== DATASET ==
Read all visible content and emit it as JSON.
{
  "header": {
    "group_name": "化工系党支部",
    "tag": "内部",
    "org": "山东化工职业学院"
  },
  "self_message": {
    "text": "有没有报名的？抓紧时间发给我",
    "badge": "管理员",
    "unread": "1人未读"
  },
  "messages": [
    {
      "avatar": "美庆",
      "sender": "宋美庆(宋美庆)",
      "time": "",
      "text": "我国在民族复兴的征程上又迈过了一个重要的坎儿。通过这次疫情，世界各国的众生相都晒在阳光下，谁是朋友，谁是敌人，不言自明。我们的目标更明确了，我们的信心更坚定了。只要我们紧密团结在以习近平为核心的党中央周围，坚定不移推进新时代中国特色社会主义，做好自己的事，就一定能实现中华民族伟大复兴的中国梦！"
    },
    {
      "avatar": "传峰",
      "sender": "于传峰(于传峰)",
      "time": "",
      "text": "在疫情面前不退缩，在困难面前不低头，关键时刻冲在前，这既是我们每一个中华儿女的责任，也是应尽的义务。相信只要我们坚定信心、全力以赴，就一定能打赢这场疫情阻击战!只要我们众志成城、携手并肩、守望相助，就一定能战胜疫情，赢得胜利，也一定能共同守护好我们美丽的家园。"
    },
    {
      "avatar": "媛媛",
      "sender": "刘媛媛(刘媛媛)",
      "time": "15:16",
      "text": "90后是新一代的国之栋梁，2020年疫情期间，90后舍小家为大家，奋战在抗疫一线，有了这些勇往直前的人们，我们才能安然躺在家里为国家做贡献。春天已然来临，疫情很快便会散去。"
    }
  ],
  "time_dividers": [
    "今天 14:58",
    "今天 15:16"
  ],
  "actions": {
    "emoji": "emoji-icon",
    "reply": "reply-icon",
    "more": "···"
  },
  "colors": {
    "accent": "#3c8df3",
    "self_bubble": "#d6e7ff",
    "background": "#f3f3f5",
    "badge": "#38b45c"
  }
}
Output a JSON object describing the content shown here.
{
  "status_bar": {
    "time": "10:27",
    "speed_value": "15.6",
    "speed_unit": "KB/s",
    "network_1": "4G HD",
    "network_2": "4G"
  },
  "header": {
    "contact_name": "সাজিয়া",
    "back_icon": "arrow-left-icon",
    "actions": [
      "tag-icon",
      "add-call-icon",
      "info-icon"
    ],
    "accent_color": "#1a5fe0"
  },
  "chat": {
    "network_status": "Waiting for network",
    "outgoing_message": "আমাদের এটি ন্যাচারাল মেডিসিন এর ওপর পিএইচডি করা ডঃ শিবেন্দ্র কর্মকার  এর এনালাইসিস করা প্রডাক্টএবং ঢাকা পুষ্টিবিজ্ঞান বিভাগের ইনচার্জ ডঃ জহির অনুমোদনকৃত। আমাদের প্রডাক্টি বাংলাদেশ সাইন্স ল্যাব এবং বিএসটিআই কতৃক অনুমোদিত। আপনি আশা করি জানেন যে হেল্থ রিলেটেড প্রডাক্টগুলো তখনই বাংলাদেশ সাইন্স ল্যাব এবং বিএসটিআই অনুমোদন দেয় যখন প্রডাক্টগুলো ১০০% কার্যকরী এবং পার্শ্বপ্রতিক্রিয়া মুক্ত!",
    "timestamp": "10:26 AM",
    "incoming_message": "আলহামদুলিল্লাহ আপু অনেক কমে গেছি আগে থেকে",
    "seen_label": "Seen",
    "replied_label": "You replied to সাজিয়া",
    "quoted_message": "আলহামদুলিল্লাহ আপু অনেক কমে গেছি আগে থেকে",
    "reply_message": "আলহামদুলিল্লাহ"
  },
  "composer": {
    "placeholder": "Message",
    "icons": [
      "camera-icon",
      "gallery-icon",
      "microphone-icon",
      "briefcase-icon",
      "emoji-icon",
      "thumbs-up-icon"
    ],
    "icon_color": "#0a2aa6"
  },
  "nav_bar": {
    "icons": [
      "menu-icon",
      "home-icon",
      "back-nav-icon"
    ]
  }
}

== SET EXERCISE ==
Reproduce the records in full, exactly as written.

== EXPECTED OUTPUT ==
Read all visible content and emit it as JSON.
{
  "header": {
    "group_name": "化工系党支部",
    "tag": "内部",
    "org": "山东化工职业学院"
  },
  "self_message": {
    "text": "有没有报名的？抓紧时间发给我",
    "badge": "管理员",
    "unread": "1人未读"
  },
  "messages": [
    {
      "avatar": "美庆",
      "sender": "宋美庆(宋美庆)",
      "time": "",
      "text": "我国在民族复兴的征程上又迈过了一个重要的坎儿。通过这次疫情，世界各国的众生相都晒在阳光下，谁是朋友，谁是敌人，不言自明。我们的目标更明确了，我们的信心更坚定了。只要我们紧密团结在以习近平为核心的党中央周围，坚定不移推进新时代中国特色社会主义，做好自己的事，就一定能实现中华民族伟大复兴的中国梦！"
    },
    {
      "avatar": "传峰",
      "sender": "于传峰(于传峰)",
      "time": "",
      "text": "在疫情面前不退缩，在困难面前不低头，关键时刻冲在前，这既是我们每一个中华儿女的责任，也是应尽的义务。相信只要我们坚定信心、全力以赴，就一定能打赢这场疫情阻击战!只要我们众志成城、携手并肩、守望相助，就一定能战胜疫情，赢得胜利，也一定能共同守护好我们美丽的家园。"
    },
    {
      "avatar": "媛媛",
      "sender": "刘媛媛(刘媛媛)",
      "time": "15:16",
      "text": "90后是新一代的国之栋梁，2020年疫情期间，90后舍小家为大家，奋战在抗疫一线，有了这些勇往直前的人们，我们才能安然躺在家里为国家做贡献。春天已然来临，疫情很快便会散去。"
    }
  ],
  "time_dividers": [
    "今天 14:58",
    "今天 15:16"
  ],
  "actions": {
    "emoji": "emoji-icon",
    "reply": "reply-icon",
    "more": "···"
  },
  "colors": {
    "accent": "#3c8df3",
    "self_bubble": "#d6e7ff",
    "background": "#f3f3f5",
    "badge": "#38b45c"
  }
}
Output a JSON object describing the content shown here.
{
  "status_bar": {
    "time": "10:27",
    "speed_value": "15.6",
    "speed_unit": "KB/s",
    "network_1": "4G HD",
    "network_2": "4G"
  },
  "header": {
    "contact_name": "সাজিয়া",
    "back_icon": "arrow-left-icon",
    "actions": [
      "tag-icon",
      "add-call-icon",
      "info-icon"
    ],
    "accent_color": "#1a5fe0"
  },
  "chat": {
    "network_status": "Waiting for network",
    "outgoing_message": "আমাদের এটি ন্যাচারাল মেডিসিন এর ওপর পিএইচডি করা ডঃ শিবেন্দ্র কর্মকার  এর এনালাইসিস করা প্রডাক্টএবং ঢাকা পুষ্টিবিজ্ঞান বিভাগের ইনচার্জ ডঃ জহির অনুমোদনকৃত। আমাদের প্রডাক্টি বাংলাদেশ সাইন্স ল্যাব এবং বিএসটিআই কতৃক অনুমোদিত। আপনি আশা করি জানেন যে হেল্থ রিলেটেড প্রডাক্টগুলো তখনই বাংলাদেশ সাইন্স ল্যাব এবং বিএসটিআই অনুমোদন দেয় যখন প্রডাক্টগুলো ১০০% কার্যকরী এবং পার্শ্বপ্রতিক্রিয়া মুক্ত!",
    "timestamp": "10:26 AM",
    "incoming_message": "আলহামদুলিল্লাহ আপু অনেক কমে গেছি আগে থেকে",
    "seen_label": "Seen",
    "replied_label": "You replied to সাজিয়া",
    "quoted_message": "আলহামদুলিল্লাহ আপু অনেক কমে গেছি আগে থেকে",
    "reply_message": "আলহামদুলিল্লাহ"
  },
  "composer": {
    "placeholder": "Message",
    "icons": [
      "camera-icon",
      "gallery-icon",
      "microphone-icon",
      "briefcase-icon",
      "emoji-icon",
      "thumbs-up-icon"
    ],
    "icon_color": "#0a2aa6"
  },
  "nav_bar": {
    "icons": [
      "menu-icon",
      "home-icon",
      "back-nav-icon"
    ]
  }
}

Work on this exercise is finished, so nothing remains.